■ Stated exercise ■
Every line of the records below should be restated exactly.

━━━

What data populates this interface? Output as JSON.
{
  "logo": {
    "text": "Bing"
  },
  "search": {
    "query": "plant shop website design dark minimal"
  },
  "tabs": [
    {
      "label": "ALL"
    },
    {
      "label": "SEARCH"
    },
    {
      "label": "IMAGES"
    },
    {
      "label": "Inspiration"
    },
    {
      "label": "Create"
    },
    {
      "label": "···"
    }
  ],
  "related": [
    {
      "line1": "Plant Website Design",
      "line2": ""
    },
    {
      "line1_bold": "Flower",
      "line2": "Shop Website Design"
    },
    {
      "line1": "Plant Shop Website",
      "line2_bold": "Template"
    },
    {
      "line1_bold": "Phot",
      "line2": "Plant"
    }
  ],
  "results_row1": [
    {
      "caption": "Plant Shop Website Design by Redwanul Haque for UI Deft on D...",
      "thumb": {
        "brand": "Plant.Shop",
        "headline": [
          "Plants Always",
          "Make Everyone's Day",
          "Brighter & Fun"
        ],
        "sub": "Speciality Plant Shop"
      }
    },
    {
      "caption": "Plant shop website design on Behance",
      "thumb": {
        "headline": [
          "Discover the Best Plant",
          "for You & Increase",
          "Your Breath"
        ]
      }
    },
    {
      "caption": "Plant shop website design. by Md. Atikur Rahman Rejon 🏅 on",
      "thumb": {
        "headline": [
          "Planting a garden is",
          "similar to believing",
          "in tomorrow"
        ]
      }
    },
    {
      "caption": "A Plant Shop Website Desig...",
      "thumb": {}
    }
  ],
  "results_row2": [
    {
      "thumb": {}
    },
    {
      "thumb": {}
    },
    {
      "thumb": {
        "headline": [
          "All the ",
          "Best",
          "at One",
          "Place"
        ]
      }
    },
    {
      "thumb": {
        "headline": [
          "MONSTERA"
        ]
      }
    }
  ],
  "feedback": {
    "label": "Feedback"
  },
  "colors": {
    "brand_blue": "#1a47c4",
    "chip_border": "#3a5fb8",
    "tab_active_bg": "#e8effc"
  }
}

━━━

■ Finished task ■
What data populates this interface? Output as JSON.
{
  "logo": {
    "text": "Bing"
  },
  "search": {
    "query": "plant shop website design dark minimal"
  },
  "tabs": [
    {
      "label": "ALL"
    },
    {
      "label": "SEARCH"
    },
    {
      "label": "IMAGES"
    },
    {
      "label": "Inspiration"
    },
    {
      "label": "Create"
    },
    {
      "label": "···"
    }
  ],
  "related": [
    {
      "line1": "Plant Website Design",
      "line2": ""
    },
    {
      "line1_bold": "Flower",
      "line2": "Shop Website Design"
    },
    {
      "line1": "Plant Shop Website",
      "line2_bold": "Template"
    },
    {
      "line1_bold": "Phot",
      "line2": "Plant"
    }
  ],
  "results_row1": [
    {
      "caption": "Plant Shop Website Design by Redwanul Haque for UI Deft on D...",
      "thumb": {
        "brand": "Plant.Shop",
        "headline": [
          "Plants Always",
          "Make Everyone's Day",
          "Brighter & Fun"
        ],
        "sub": "Speciality Plant Shop"
      }
    },
    {
      "caption": "Plant shop website design on Behance",
      "thumb": {
        "headline": [
          "Discover the Best Plant",
          "for You & Increase",
          "Your Breath"
        ]
      }
    },
    {
      "caption": "Plant shop website design. by Md. Atikur Rahman Rejon 🏅 on",
      "thumb": {
        "headline": [
          "Planting a garden is",
          "similar to believing",
          "in tomorrow"
        ]
      }
    },
    {
      "caption": "A Plant Shop Website Desig...",
      "thumb": {}
    }
  ],
  "results_row2": [
    {
      "thumb": {}
    },
    {
      "thumb": {}
    },
    {
      "thumb": {
        "headline": [
          "All the ",
          "Best",
          "at One",
          "Place"
        ]
      }
    },
    {
      "thumb": {
        "headline": [
          "MONSTERA"
        ]
      }
    }
  ],
  "feedback": {
    "label": "Feedback"
  },
  "colors": {
    "brand_blue": "#1a47c4",
    "chip_border": "#3a5fb8",
    "tab_active_bg": "#e8effc"
  }
}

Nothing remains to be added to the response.